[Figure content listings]
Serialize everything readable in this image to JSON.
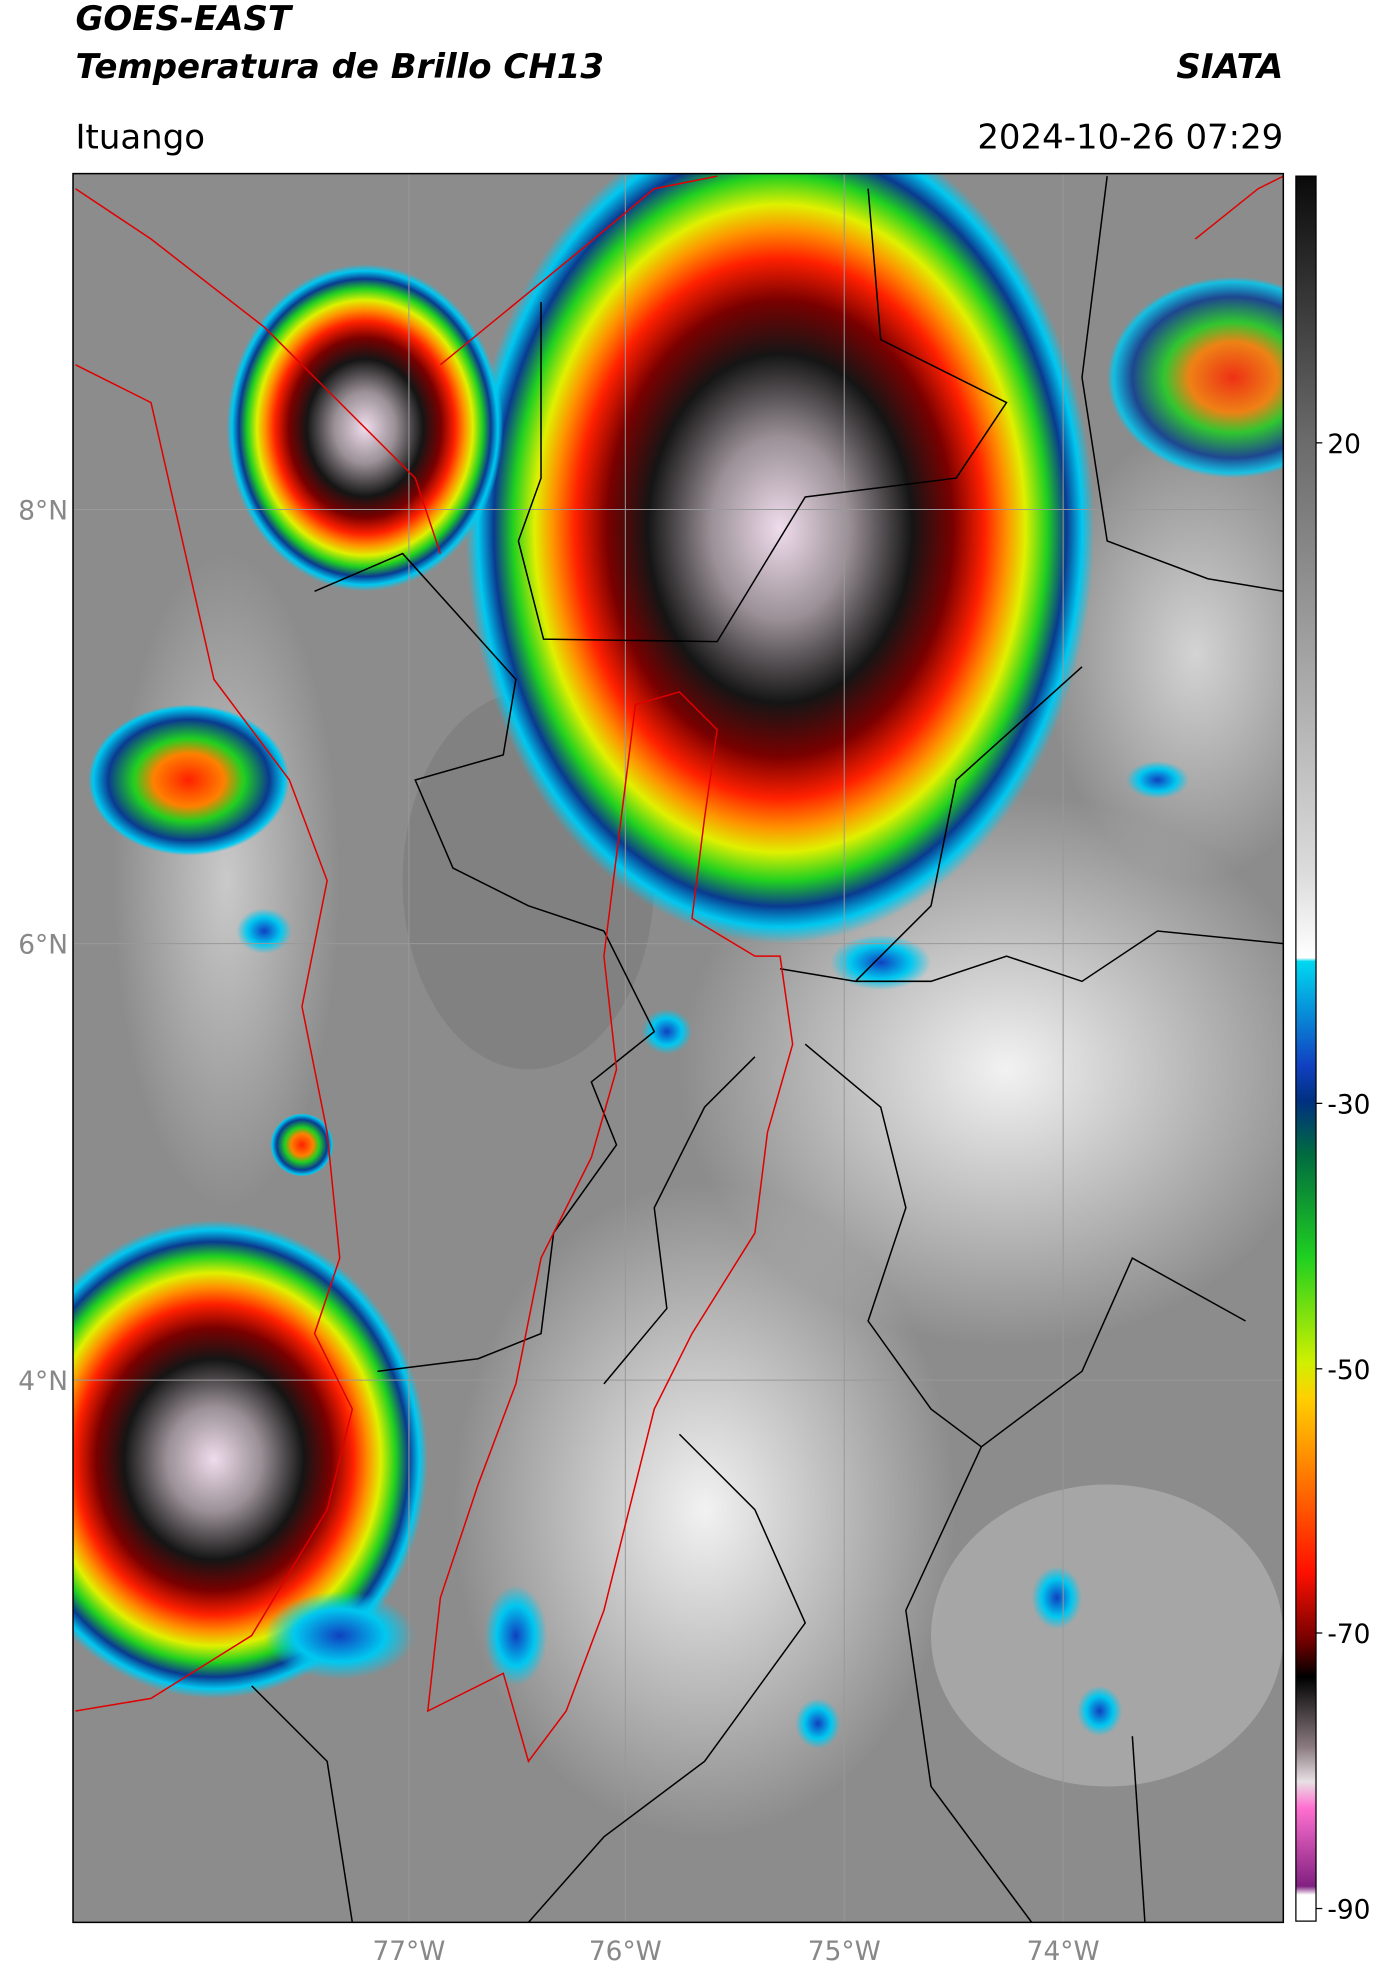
{
  "header": {
    "title": "GOES-EAST",
    "subtitle": "Temperatura de Brillo CH13",
    "agency": "SIATA",
    "location": "Ituango",
    "datetime": "2024-10-26 07:29"
  },
  "map": {
    "lat_labels": [
      "8°N",
      "6°N",
      "4°N"
    ],
    "lon_labels": [
      "77°W",
      "76°W",
      "75°W",
      "74°W"
    ]
  },
  "colorbar": {
    "tick_labels": [
      "20",
      "-30",
      "-50",
      "-70",
      "-90"
    ]
  }
}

# [Exercise details]
Every line above should be returned word for word, with the pictures left behind.

# [Full output]
Serialize everything readable in this image to JSON.
{
  "header": {
    "title": "GOES-EAST",
    "subtitle": "Temperatura de Brillo CH13",
    "agency": "SIATA",
    "location": "Ituango",
    "datetime": "2024-10-26 07:29"
  },
  "map": {
    "lat_labels": [
      "8°N",
      "6°N",
      "4°N"
    ],
    "lon_labels": [
      "77°W",
      "76°W",
      "75°W",
      "74°W"
    ]
  },
  "colorbar": {
    "tick_labels": [
      "20",
      "-30",
      "-50",
      "-70",
      "-90"
    ]
  }
}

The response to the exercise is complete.